Problem statement
Return all entries word for word, but drop any images.
◇ ◇ ◇
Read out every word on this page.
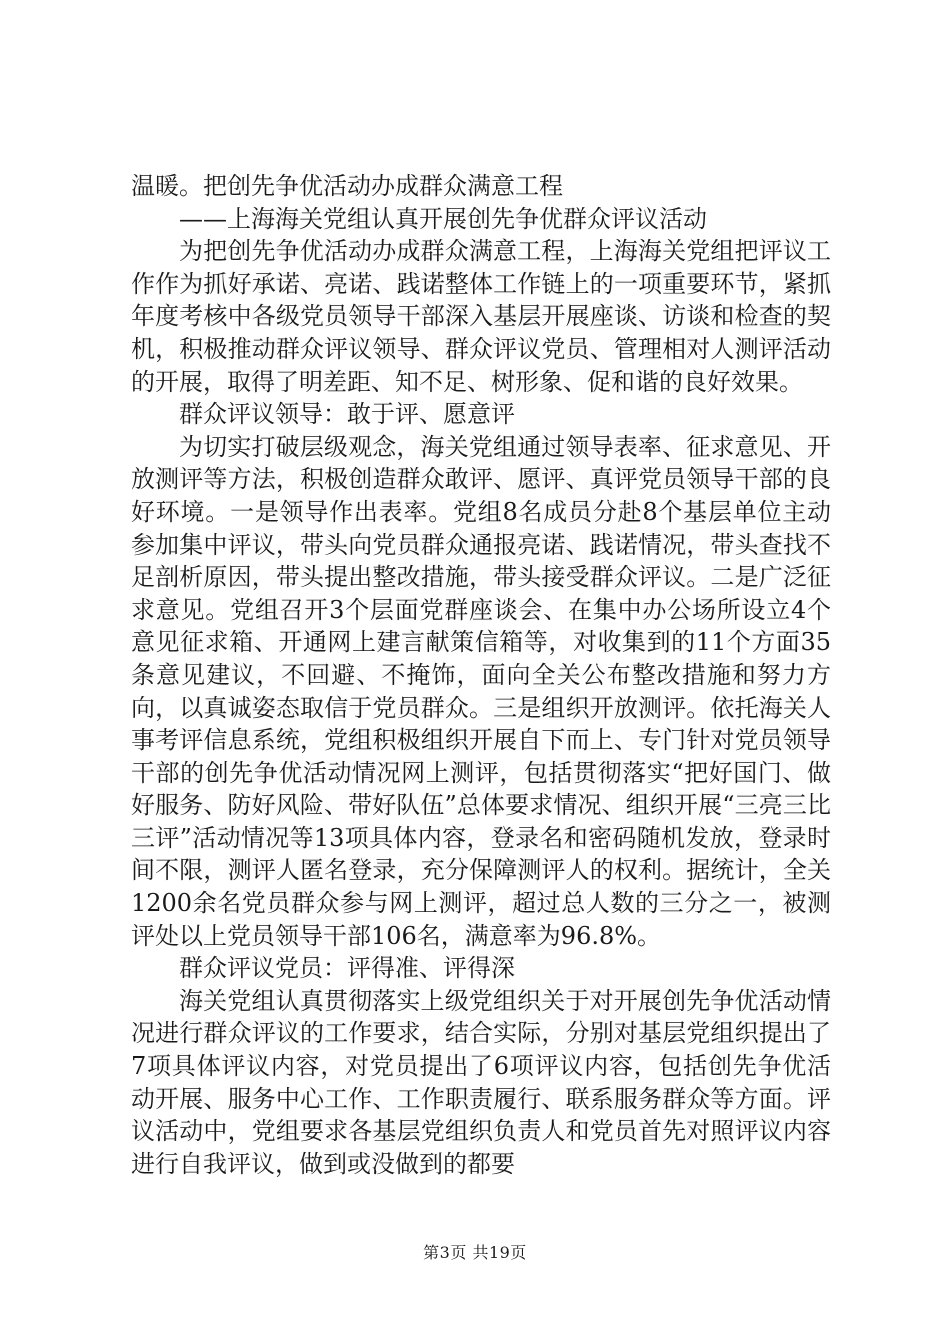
温暖。把创先争优活动办成群众满意工程

——上海海关党组认真开展创先争优群众评议活动

为把创先争优活动办成群众满意工程，上海海关党组把评议工作作为抓好承诺、亮诺、践诺整体工作链上的一项重要环节，紧抓年度考核中各级党员领导干部深入基层开展座谈、访谈和检查的契机，积极推动群众评议领导、群众评议党员、管理相对人测评活动的开展，取得了明差距、知不足、树形象、促和谐的良好效果。

群众评议领导：敢于评、愿意评

为切实打破层级观念，海关党组通过领导表率、征求意见、开放测评等方法，积极创造群众敢评、愿评、真评党员领导干部的良好环境。一是领导作出表率。党组8名成员分赴8个基层单位主动参加集中评议，带头向党员群众通报亮诺、践诺情况，带头查找不足剖析原因，带头提出整改措施，带头接受群众评议。二是广泛征求意见。党组召开3个层面党群座谈会、在集中办公场所设立4个意见征求箱、开通网上建言献策信箱等，对收集到的11个方面35条意见建议，不回避、不掩饰，面向全关公布整改措施和努力方向，以真诚姿态取信于党员群众。三是组织开放测评。依托海关人事考评信息系统，党组积极组织开展自下而上、专门针对党员领导干部的创先争优活动情况网上测评，包括贯彻落实“把好国门、做好服务、防好风险、带好队伍”总体要求情况、组织开展“三亮三比三评”活动情况等13项具体内容，登录名和密码随机发放，登录时间不限，测评人匿名登录，充分保障测评人的权利。据统计，全关1200余名党员群众参与网上测评，超过总人数的三分之一，被测评处以上党员领导干部106名，满意率为96.8%。

群众评议党员：评得准、评得深

海关党组认真贯彻落实上级党组织关于对开展创先争优活动情况进行群众评议的工作要求，结合实际，分别对基层党组织提出了7项具体评议内容，对党员提出了6项评议内容，包括创先争优活动开展、服务中心工作、工作职责履行、联系服务群众等方面。评议活动中，党组要求各基层党组织负责人和党员首先对照评议内容进行自我评议，做到或没做到的都要

第3页 共19页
◇ ◇ ◇
Response
Read out every word on this page.
温暖。把创先争优活动办成群众满意工程

——上海海关党组认真开展创先争优群众评议活动

为把创先争优活动办成群众满意工程，上海海关党组把评议工作作为抓好承诺、亮诺、践诺整体工作链上的一项重要环节，紧抓年度考核中各级党员领导干部深入基层开展座谈、访谈和检查的契机，积极推动群众评议领导、群众评议党员、管理相对人测评活动的开展，取得了明差距、知不足、树形象、促和谐的良好效果。

群众评议领导：敢于评、愿意评

为切实打破层级观念，海关党组通过领导表率、征求意见、开放测评等方法，积极创造群众敢评、愿评、真评党员领导干部的良好环境。一是领导作出表率。党组8名成员分赴8个基层单位主动参加集中评议，带头向党员群众通报亮诺、践诺情况，带头查找不足剖析原因，带头提出整改措施，带头接受群众评议。二是广泛征求意见。党组召开3个层面党群座谈会、在集中办公场所设立4个意见征求箱、开通网上建言献策信箱等，对收集到的11个方面35条意见建议，不回避、不掩饰，面向全关公布整改措施和努力方向，以真诚姿态取信于党员群众。三是组织开放测评。依托海关人事考评信息系统，党组积极组织开展自下而上、专门针对党员领导干部的创先争优活动情况网上测评，包括贯彻落实“把好国门、做好服务、防好风险、带好队伍”总体要求情况、组织开展“三亮三比三评”活动情况等13项具体内容，登录名和密码随机发放，登录时间不限，测评人匿名登录，充分保障测评人的权利。据统计，全关1200余名党员群众参与网上测评，超过总人数的三分之一，被测评处以上党员领导干部106名，满意率为96.8%。

群众评议党员：评得准、评得深

海关党组认真贯彻落实上级党组织关于对开展创先争优活动情况进行群众评议的工作要求，结合实际，分别对基层党组织提出了7项具体评议内容，对党员提出了6项评议内容，包括创先争优活动开展、服务中心工作、工作职责履行、联系服务群众等方面。评议活动中，党组要求各基层党组织负责人和党员首先对照评议内容进行自我评议，做到或没做到的都要

第3页 共19页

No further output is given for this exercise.